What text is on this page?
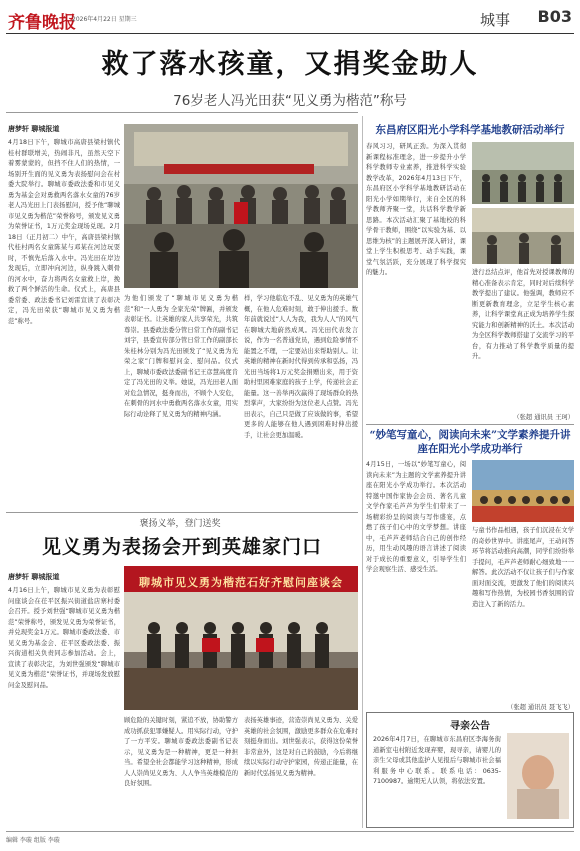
齐鲁晚报
2026年4月22日 星期三	城事 B03
救了落水孩童，又捐奖金助人
76岁老人冯光田获“见义勇为楷范”称号
唐梦轩 聊城报道
4月18日下午，聊城市高唐县梁村镇代桂村群联增关，热闹非凡，虽然天空下着雾蒙蒙的，但挡不住人们的热情，一场别开生面的见义勇为表扬慰问会在村委大院举行。聊城市委政法委和市见义勇为基金会对勇救两名落水女童的76岁老人冯光田上门表扬慰问，授予他“聊城市见义勇为楷范”荣誉称号，颁发见义勇为荣誉证书，1万元奖金现场兑现。2月18日（正月初二）中午，高唐县梁村镇代桂村两名女童陈某与邓某在河边玩耍时，不慎先后落入水中。冯光田在岸边发现后，立即冲向河边，纵身跳入刺骨的河水中，奋力将两名女童救上岸，挽救了两个鲜活的生命。仪式上，高唐县委常委、政法委书记刘雷宣读了表彰决定，冯光田荣获“聊城市见义勇为楷范”称号。
为他们颁发了“聊城市见义勇为楷范”和“一人勇为 全家光荣”牌匾，并颁发表彰证书。让英雄的家人共享荣光，共筑尊崇。县委政法委分管日常工作的副书记刘宇，县委宣传部分管日常工作的副部长朱桂林分别为冯光田颁发了“见义勇为光荣之家”门牌和慰问金、慰问品。仪式上，聊城市委政法委副书记王彦慧高度肯定了冯光田的义举。她说，冯光田老人面对危急情况，挺身而出，不顾个人安危，在刺骨的河水中勇救两名落水女童，用实际行动诠释了见义勇为的精神内涵。
样，学习他临危不乱、见义勇为的英雄气概，在他人危难时刻，敢于伸出援手。数年前就说过“人人为我，我为人人”的风气在聊城大地蔚然成风。冯光田代表发言说，作为一名普通党员，遇到危险事情不能置之不理，一定要站出来帮助别人。让英雄的精神在新时代得到传承和弘扬，冯光田当场将1万元奖金捐赠出来，用于资助村里困难家庭的孩子上学，传递社会正能量。这一善举再次赢得了现场群众的热烈掌声，大家纷纷为这位老人点赞。冯光田表示，自己只是做了应该做的事，希望更多的人能够在他人遇到困难时伸出援手，让社会更加温暖。
褒扬义举，登门送奖
见义勇为表扬会开到英雄家门口
唐梦轩 聊城报道
4月16日上午，聊城市见义勇为表彰慰问座谈会在茌平区振兴街道盐店寨村委会召开。授予刘世强“聊城市见义勇为楷范”荣誉称号，颁发见义勇为荣誉证书，并兑现奖金1万元。聊城市委政法委、市见义勇为基金会、茌平区委政法委、振兴街道相关负责同志参加活动。会上，宣读了表彰决定，为刘世强颁发“聊城市见义勇为楷范”荣誉证书，并现场发放慰问金及慰问品。
聊城市见义勇为楷范石好齐慰问座谈会
顾危险的关键时刻，紧追不放，协助警方成功抓获犯罪嫌疑人。用实际行动，守护了一方平安。聊城市委政法委副书记表示，见义勇为是一种精神，更是一种担当。希望全社会都能学习这种精神，形成人人崇尚见义勇为、人人争当英雄模范的良好氛围。
表扬英雄事迹，营造崇尚见义勇为、关爱英雄的社会氛围，激励更多群众在危难时刻挺身而出。刘世强表示，获得这份荣誉非常意外，这是对自己的鼓励，今后将继续以实际行动守护家园，传递正能量，在新时代弘扬见义勇为精神。
东昌府区阳光小学科学基地教研活动举行
春风习习，研风正劲。为深入贯彻新课程标准理念，进一步提升小学科学教师专业素养，推进科学实验教学改革，2026年4月13日下午，东昌府区小学科学基地教研活动在阳光小学如期举行，来自全区的科学教师齐聚一堂，共话科学教学新思路。本次活动汇聚了基地校的科学骨干教师，围绕“以实验为基、以思维为核”的主题展开深入研讨，课堂上学生积极思考、动手实践，课堂气氛活跃，充分展现了科学探究的魅力。	进行总结点评，他首先对授课教师的精心准备表示肯定，同时对后续科学教学提出了建议。他强调，教师应不断更新教育理念，立足学生核心素养，让科学课堂真正成为培养学生探究能力和创新精神的沃土。本次活动为全区科学教师搭建了交流学习的平台，有力推动了科学教学质量的提升。
（张超 通讯员 王珂）
“妙笔写童心，阅读向未来”文学素养提升讲座在阳光小学成功举行
4月15日，一场以“妙笔写童心，阅读向未来”为主题的文学素养提升讲座在阳光小学成功举行。本次活动特邀中国作家协会会员、著名儿童文学作家毛芦芦为学生们带来了一场精彩纷呈的阅读与写作盛宴，点燃了孩子们心中的文学梦想。讲座中，毛芦芦老师结合自己的创作经历，用生动风趣的语言讲述了阅读对于成长的重要意义，引导学生们学会观察生活、感受生活。
与童书作品相遇，孩子们沉浸在文学的奇妙世界中。讲座尾声，王动问答环节将活动推向高潮，同学们纷纷举手提问，毛芦芦老师耐心细致地一一解答。此次活动不仅让孩子们与作家面对面交流，更激发了他们的阅读兴趣和写作热情，为校园书香氛围的营造注入了新的活力。
（张超 通讯员 聂飞飞）
寻亲公告
2026年4月7日，在聊城市东昌府区李海务街道新室屯村附近发现弃婴，现寻亲，请婴儿的亲生父母或其他监护人见报后与聊城市社会福利服务中心联系。联系电话：0635-7100987。逾期无人认领，将依法安置。
编辑 李璇 组版 李璇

_THE TASK_. Which lines above hold the word "阅读向未来"? Copy each of them.

_SOLUTION_.
“妙笔写童心，阅读向未来”文学素养提升讲座在阳光小学成功举行
4月15日，一场以“妙笔写童心，阅读向未来”为主题的文学素养提升讲座在阳光小学成功举行。本次活动特邀中国作家协会会员、著名儿童文学作家毛芦芦为学生们带来了一场精彩纷呈的阅读与写作盛宴，点燃了孩子们心中的文学梦想。讲座中，毛芦芦老师结合自己的创作经历，用生动风趣的语言讲述了阅读对于成长的重要意义，引导学生们学会观察生活、感受生活。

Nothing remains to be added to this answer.